## Given task
Determine which lines contain the word "pesar", then copy those lines.

## Provided records
========

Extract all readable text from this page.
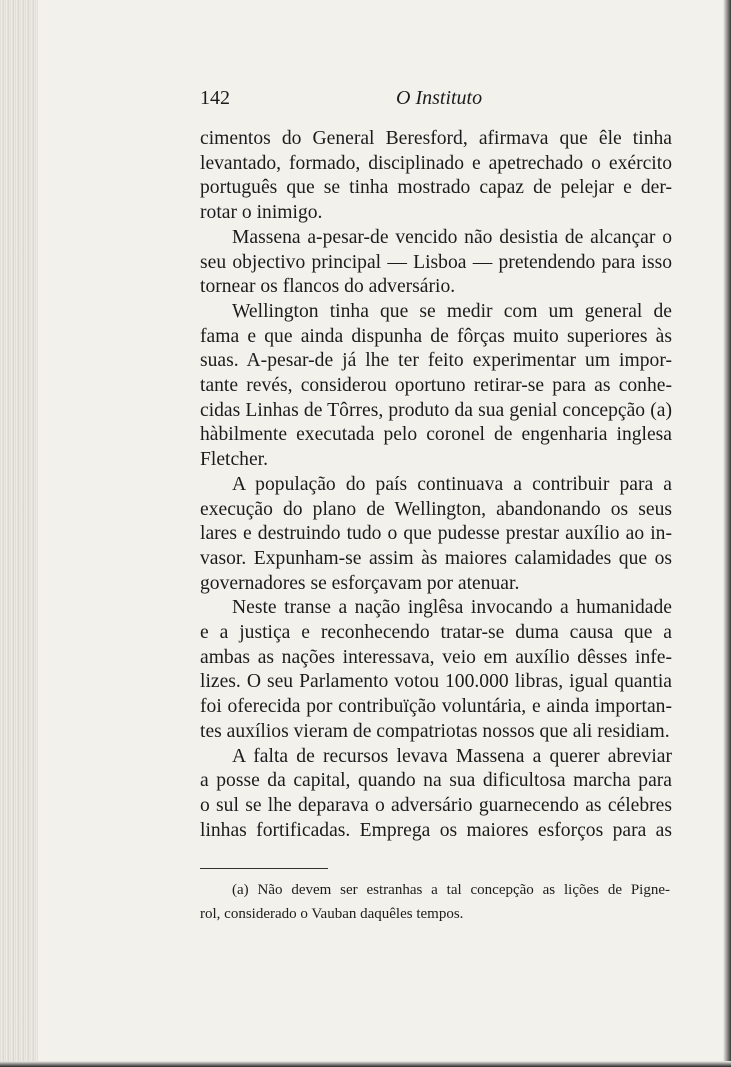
142	O Instituto
cimentos do General Beresford, afirmava que êle tinha
levantado, formado, disciplinado e apetrechado o exército
português que se tinha mostrado capaz de pelejar e der-
rotar o inimigo.
Massena a-pesar-de vencido não desistia de alcançar o
seu objectivo principal — Lisboa — pretendendo para isso
tornear os flancos do adversário.
Wellington tinha que se medir com um general de
fama e que ainda dispunha de fôrças muito superiores às
suas. A-pesar-de já lhe ter feito experimentar um impor-
tante revés, considerou oportuno retirar-se para as conhe-
cidas Linhas de Tôrres, produto da sua genial concepção (a)
hàbilmente executada pelo coronel de engenharia inglesa
Fletcher.
A população do país continuava a contribuir para a
execução do plano de Wellington, abandonando os seus
lares e destruindo tudo o que pudesse prestar auxílio ao in-
vasor. Expunham-se assim às maiores calamidades que os
governadores se esforçavam por atenuar.
Neste transe a nação inglêsa invocando a humanidade
e a justiça e reconhecendo tratar-se duma causa que a
ambas as nações interessava, veio em auxílio dêsses infe-
lizes. O seu Parlamento votou 100.000 libras, igual quantia
foi oferecida por contribuïção voluntária, e ainda importan-
tes auxílios vieram de compatriotas nossos que ali residiam.
A falta de recursos levava Massena a querer abreviar
a posse da capital, quando na sua dificultosa marcha para
o sul se lhe deparava o adversário guarnecendo as célebres
linhas fortificadas. Emprega os maiores esforços para as
(a) Não devem ser estranhas a tal concepção as lições de Pigne-
rol, considerado o Vauban daquêles tempos.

========

## Reply to the task
Massena a-pesar-de vencido não desistia de alcançar o
suas. A-pesar-de já lhe ter feito experimentar um impor-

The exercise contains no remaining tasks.